[Data entries]
———

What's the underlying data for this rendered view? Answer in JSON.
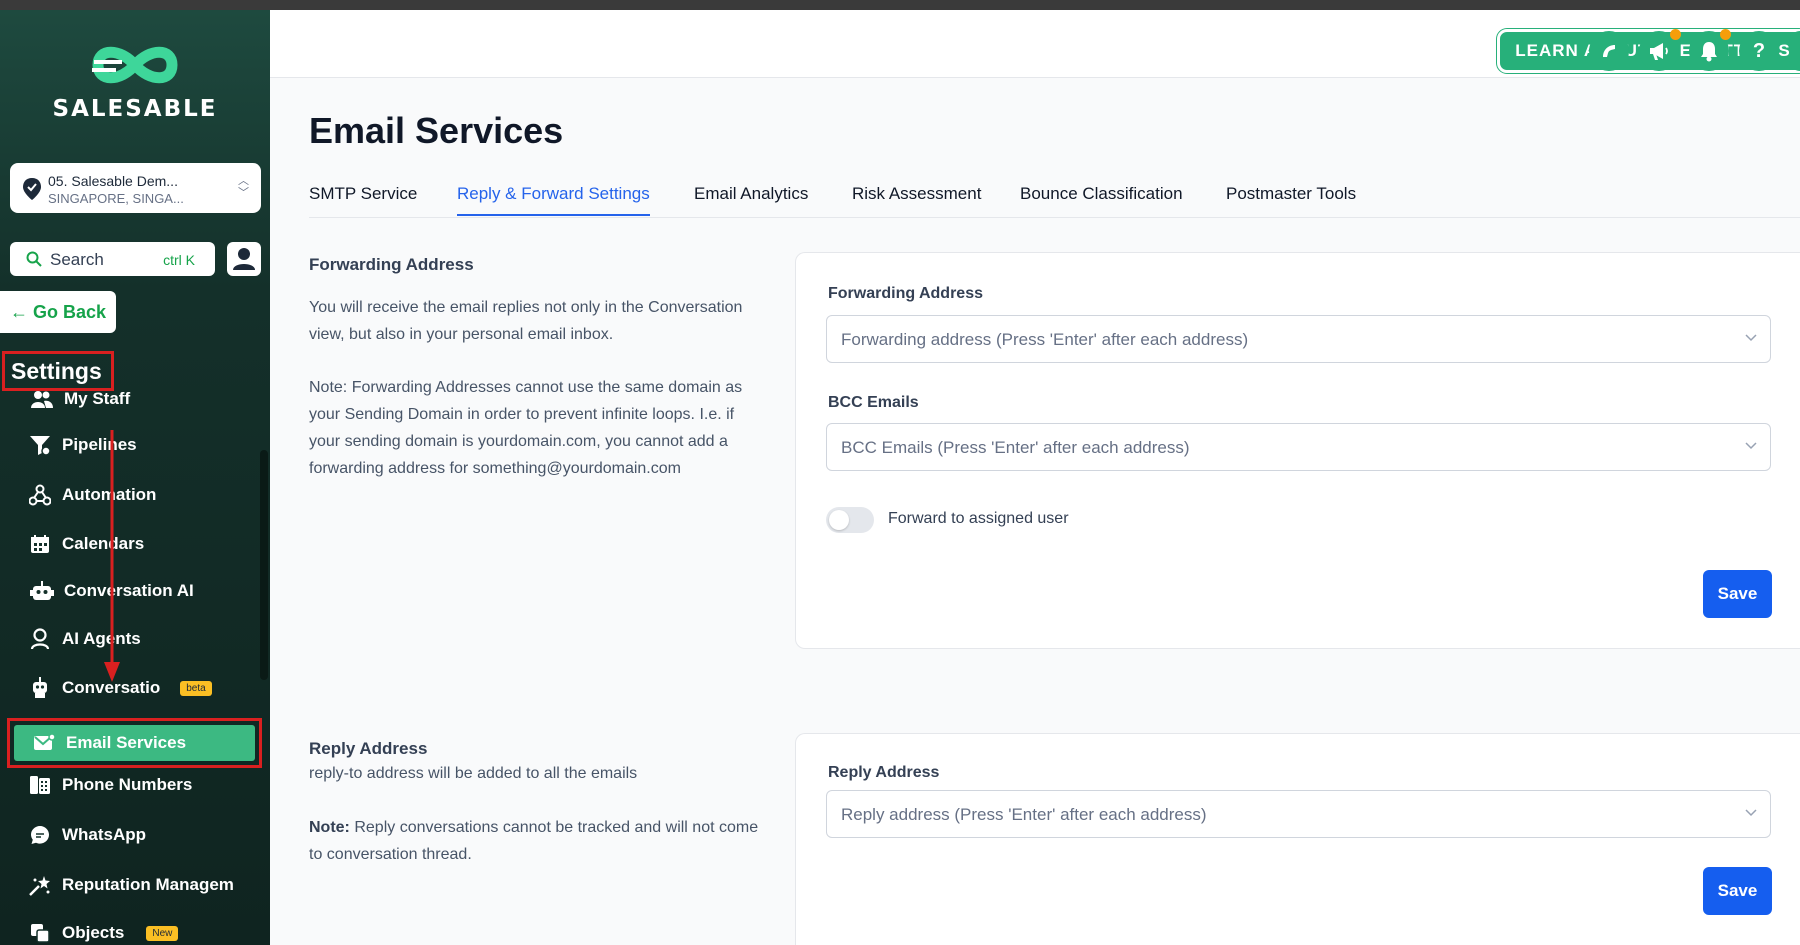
{
  "brand": {
    "name": "SALESABLE"
  },
  "account": {
    "name": "05. Salesable Dem...",
    "location": "SINGAPORE, SINGA..."
  },
  "search": {
    "label": "Search",
    "shortcut": "ctrl K"
  },
  "go_back": "Go Back",
  "settings_title": "Settings",
  "nav": [
    {
      "label": "My Staff",
      "icon": "users-icon"
    },
    {
      "label": "Pipelines",
      "icon": "funnel-icon"
    },
    {
      "label": "Automation",
      "icon": "automation-icon"
    },
    {
      "label": "Calendars",
      "icon": "calendar-icon"
    },
    {
      "label": "Conversation AI",
      "icon": "robot-icon"
    },
    {
      "label": "AI Agents",
      "icon": "agent-icon"
    },
    {
      "label": "Conversatio",
      "icon": "bot-icon",
      "badge": "beta"
    },
    {
      "label": "Email Services",
      "icon": "mail-icon",
      "active": true
    },
    {
      "label": "Phone Numbers",
      "icon": "phone-book-icon"
    },
    {
      "label": "WhatsApp",
      "icon": "whatsapp-icon"
    },
    {
      "label": "Reputation Managem",
      "icon": "star-icon"
    },
    {
      "label": "Objects",
      "icon": "objects-icon",
      "badge": "New"
    }
  ],
  "header": {
    "learn_button": "LEARN ABOUT THE SETTINGS",
    "icons": [
      "phone-icon",
      "megaphone-icon",
      "bell-icon",
      "help-icon"
    ],
    "help_glyph": "?"
  },
  "page": {
    "title": "Email Services",
    "tabs": [
      "SMTP Service",
      "Reply & Forward Settings",
      "Email Analytics",
      "Risk Assessment",
      "Bounce Classification",
      "Postmaster Tools"
    ],
    "active_tab": "Reply & Forward Settings"
  },
  "forwarding": {
    "title": "Forwarding Address",
    "desc1": "You will receive the email replies not only in the Conversation view, but also in your personal email inbox.",
    "desc2": "Note: Forwarding Addresses cannot use the same domain as your Sending Domain in order to prevent infinite loops. I.e. if your sending domain is yourdomain.com, you cannot add a forwarding address for something@yourdomain.com",
    "field_label": "Forwarding Address",
    "field_placeholder": "Forwarding address (Press 'Enter' after each address)",
    "bcc_label": "BCC Emails",
    "bcc_placeholder": "BCC Emails (Press 'Enter' after each address)",
    "toggle_label": "Forward to assigned user",
    "toggle_on": false,
    "save": "Save"
  },
  "reply": {
    "title": "Reply Address",
    "desc": "reply-to address will be added to all the emails",
    "note_label": "Note:",
    "note_text": " Reply conversations cannot be tracked and will not come to conversation thread.",
    "field_label": "Reply Address",
    "field_placeholder": "Reply address (Press 'Enter' after each address)",
    "save": "Save"
  },
  "colors": {
    "brand_green": "#27b07a",
    "active_nav": "#3cb982",
    "primary_blue": "#155eef",
    "highlight_red": "#d92020",
    "badge_yellow": "#fbbf24"
  }
}
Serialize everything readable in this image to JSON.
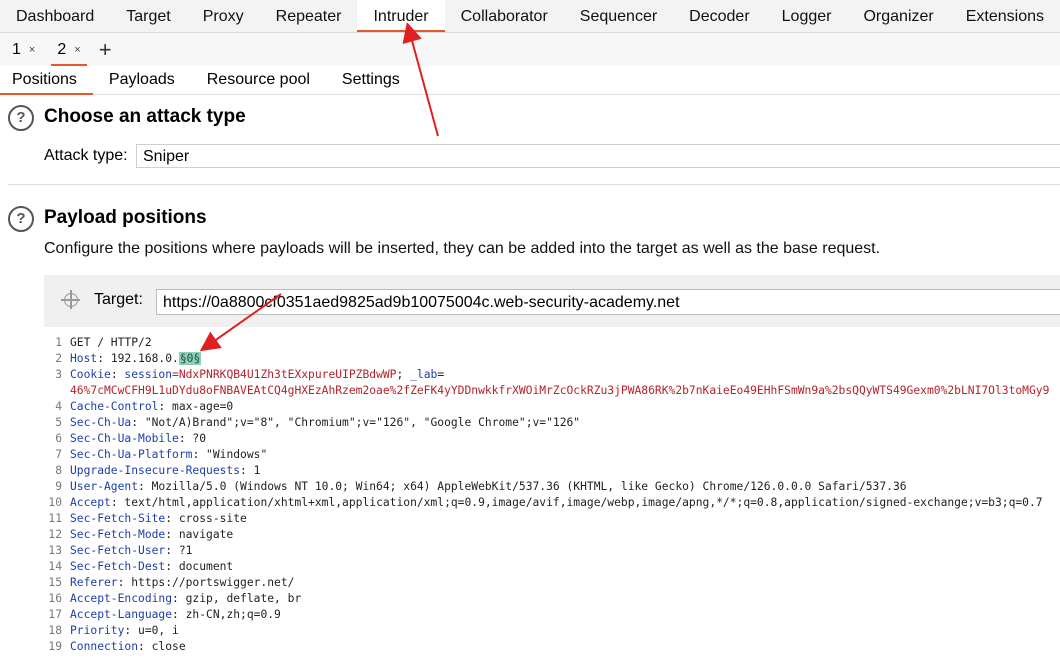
{
  "top_tabs": [
    "Dashboard",
    "Target",
    "Proxy",
    "Repeater",
    "Intruder",
    "Collaborator",
    "Sequencer",
    "Decoder",
    "Logger",
    "Organizer",
    "Extensions"
  ],
  "sub_tabs": [
    {
      "label": "1",
      "close": "×"
    },
    {
      "label": "2",
      "close": "×"
    }
  ],
  "add_tab": "+",
  "position_tabs": [
    "Positions",
    "Payloads",
    "Resource pool",
    "Settings"
  ],
  "attack_section": {
    "help_icon": "?",
    "title": "Choose an attack type",
    "attack_type_label": "Attack type:",
    "attack_type_value": "Sniper"
  },
  "payload_section": {
    "help_icon": "?",
    "title": "Payload positions",
    "description": "Configure the positions where payloads will be inserted, they can be added into the target as well as the base request.",
    "target_label": "Target:",
    "target_value": "https://0a8800cf0351aed9825ad9b10075004c.web-security-academy.net"
  },
  "request": {
    "request_line": "GET / HTTP/2",
    "host_name": "Host",
    "host_value": ": 192.168.0.",
    "host_marker": "§0§",
    "cookie_name": "Cookie",
    "cookie_sep": ": ",
    "cookie_session": "session",
    "cookie_session_value": "=NdxPNRKQB4U1Zh3tEXxpureUIPZBdwWP",
    "cookie_sep2": "; ",
    "cookie_lab": "_lab",
    "cookie_lab_eq": "=",
    "cookie_lab_value": "46%7cMCwCFH9L1uDYdu8oFNBAVEAtCQ4gHXEzAhRzem2oae%2fZeFK4yYDDnwkkfrXWOiMrZcOckRZu3jPWA86RK%2b7nKaieEo49EHhFSmWn9a%2bsQQyWTS49Gexm0%2bLNI7Ol3toMGy9",
    "headers": [
      {
        "num": "4",
        "name": "Cache-Control",
        "value": ": max-age=0"
      },
      {
        "num": "5",
        "name": "Sec-Ch-Ua",
        "value": ": \"Not/A)Brand\";v=\"8\", \"Chromium\";v=\"126\", \"Google Chrome\";v=\"126\""
      },
      {
        "num": "6",
        "name": "Sec-Ch-Ua-Mobile",
        "value": ": ?0"
      },
      {
        "num": "7",
        "name": "Sec-Ch-Ua-Platform",
        "value": ": \"Windows\""
      },
      {
        "num": "8",
        "name": "Upgrade-Insecure-Requests",
        "value": ": 1"
      },
      {
        "num": "9",
        "name": "User-Agent",
        "value": ": Mozilla/5.0 (Windows NT 10.0; Win64; x64) AppleWebKit/537.36 (KHTML, like Gecko) Chrome/126.0.0.0 Safari/537.36"
      },
      {
        "num": "10",
        "name": "Accept",
        "value": ": text/html,application/xhtml+xml,application/xml;q=0.9,image/avif,image/webp,image/apng,*/*;q=0.8,application/signed-exchange;v=b3;q=0.7"
      },
      {
        "num": "11",
        "name": "Sec-Fetch-Site",
        "value": ": cross-site"
      },
      {
        "num": "12",
        "name": "Sec-Fetch-Mode",
        "value": ": navigate"
      },
      {
        "num": "13",
        "name": "Sec-Fetch-User",
        "value": ": ?1"
      },
      {
        "num": "14",
        "name": "Sec-Fetch-Dest",
        "value": ": document"
      },
      {
        "num": "15",
        "name": "Referer",
        "value": ": https://portswigger.net/"
      },
      {
        "num": "16",
        "name": "Accept-Encoding",
        "value": ": gzip, deflate, br"
      },
      {
        "num": "17",
        "name": "Accept-Language",
        "value": ": zh-CN,zh;q=0.9"
      },
      {
        "num": "18",
        "name": "Priority",
        "value": ": u=0, i"
      },
      {
        "num": "19",
        "name": "Connection",
        "value": ": close"
      }
    ],
    "line_numbers": [
      "1",
      "2",
      "3",
      "4",
      "5"
    ]
  },
  "colors": {
    "accent": "#e8572c",
    "header_name": "#1c3fa8",
    "cookie_value": "#b5222a",
    "marker_bg": "#8fcfb7",
    "annotation_arrow": "#e02020"
  }
}
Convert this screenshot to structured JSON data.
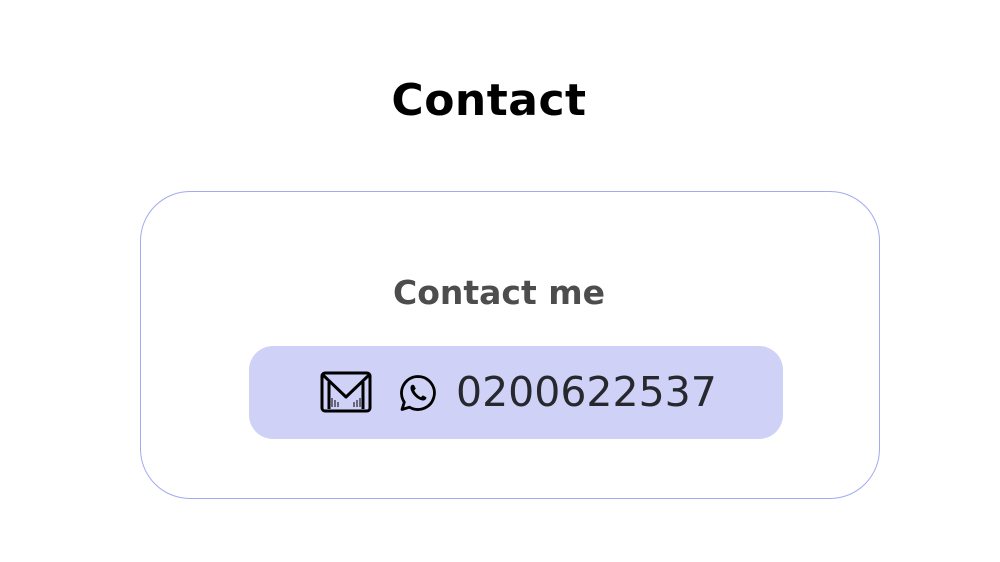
{
  "page": {
    "title": "Contact"
  },
  "contact_card": {
    "heading": "Contact me",
    "phone": "0200622537",
    "icons": [
      "mail-icon",
      "whatsapp-icon"
    ]
  },
  "colors": {
    "card_border": "#a3aaf0",
    "pill_background": "#cfd1f7",
    "heading_text": "#4d4d4d",
    "phone_text": "#27282e"
  }
}
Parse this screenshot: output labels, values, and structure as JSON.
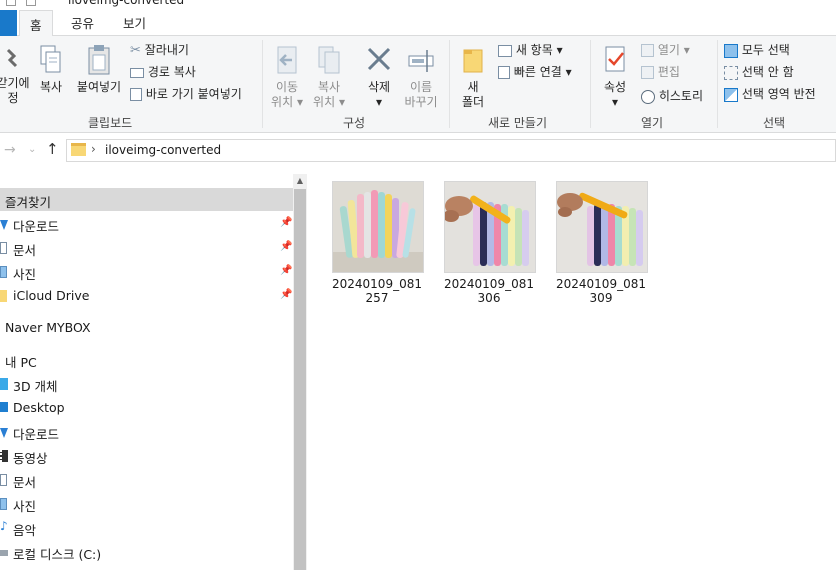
{
  "window": {
    "title": "iloveimg-converted"
  },
  "tabs": [
    {
      "label": "홈",
      "active": true
    },
    {
      "label": "공유",
      "active": false
    },
    {
      "label": "보기",
      "active": false
    }
  ],
  "ribbon": {
    "clipboard": {
      "label": "클립보드",
      "pin_quick_access": "갇기에",
      "pin_quick_access_line2": "정",
      "copy": "복사",
      "paste": "붙여넣기",
      "cut": "잘라내기",
      "copy_path": "경로 복사",
      "paste_shortcut": "바로 가기 붙여넣기"
    },
    "organize": {
      "label": "구성",
      "move_to": "이동",
      "move_to_line2": "위치",
      "copy_to": "복사",
      "copy_to_line2": "위치",
      "delete": "삭제",
      "rename": "이름",
      "rename_line2": "바꾸기"
    },
    "new": {
      "label": "새로 만들기",
      "new_folder": "새",
      "new_folder_line2": "폴더",
      "new_item": "새 항목",
      "easy_access": "빠른 연결"
    },
    "open": {
      "label": "열기",
      "properties": "속성",
      "open": "열기",
      "edit": "편집",
      "history": "히스토리"
    },
    "select": {
      "label": "선택",
      "select_all": "모두 선택",
      "select_none": "선택 안 함",
      "invert": "선택 영역 반전"
    }
  },
  "address": {
    "path": "iloveimg-converted"
  },
  "nav_pane": {
    "items": [
      {
        "label": "즐겨찾기",
        "pinned": false,
        "icon": "star-icon"
      },
      {
        "label": "다운로드",
        "pinned": true,
        "icon": "download-icon"
      },
      {
        "label": "문서",
        "pinned": true,
        "icon": "document-icon"
      },
      {
        "label": "사진",
        "pinned": true,
        "icon": "pictures-icon"
      },
      {
        "label": "iCloud Drive",
        "pinned": true,
        "icon": "folder-icon"
      },
      {
        "label": "Naver MYBOX",
        "pinned": false,
        "icon": "cloud-icon"
      },
      {
        "label": "내 PC",
        "pinned": false,
        "icon": "pc-icon"
      },
      {
        "label": "3D 개체",
        "pinned": false,
        "icon": "cube-icon"
      },
      {
        "label": "Desktop",
        "pinned": false,
        "icon": "desktop-icon"
      },
      {
        "label": "다운로드",
        "pinned": false,
        "icon": "download-icon"
      },
      {
        "label": "동영상",
        "pinned": false,
        "icon": "video-icon"
      },
      {
        "label": "문서",
        "pinned": false,
        "icon": "document-icon"
      },
      {
        "label": "사진",
        "pinned": false,
        "icon": "pictures-icon"
      },
      {
        "label": "음악",
        "pinned": false,
        "icon": "music-icon"
      },
      {
        "label": "로컬 디스크 (C:)",
        "pinned": false,
        "icon": "drive-icon"
      }
    ]
  },
  "files": [
    {
      "name": "20240109_081257"
    },
    {
      "name": "20240109_081306"
    },
    {
      "name": "20240109_081309"
    }
  ],
  "colors": {
    "accent": "#1979ca",
    "folder": "#f8d775",
    "selection": "#d9d9d9"
  }
}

———

→ TASK DESCRIPTION: Where does the word "image" appear in the listing? List each line that holds it.

→ SOLUTION TO THE EXERCISE:
Serialize everything readable in this image to JSON.
        "value": ": text/html,application/xhtml+xml,application/xml;q=0.9,image/avif,image/webp,image/apng,*/*;q=0.8,application/signed-exchange;v=b3;q=0.7"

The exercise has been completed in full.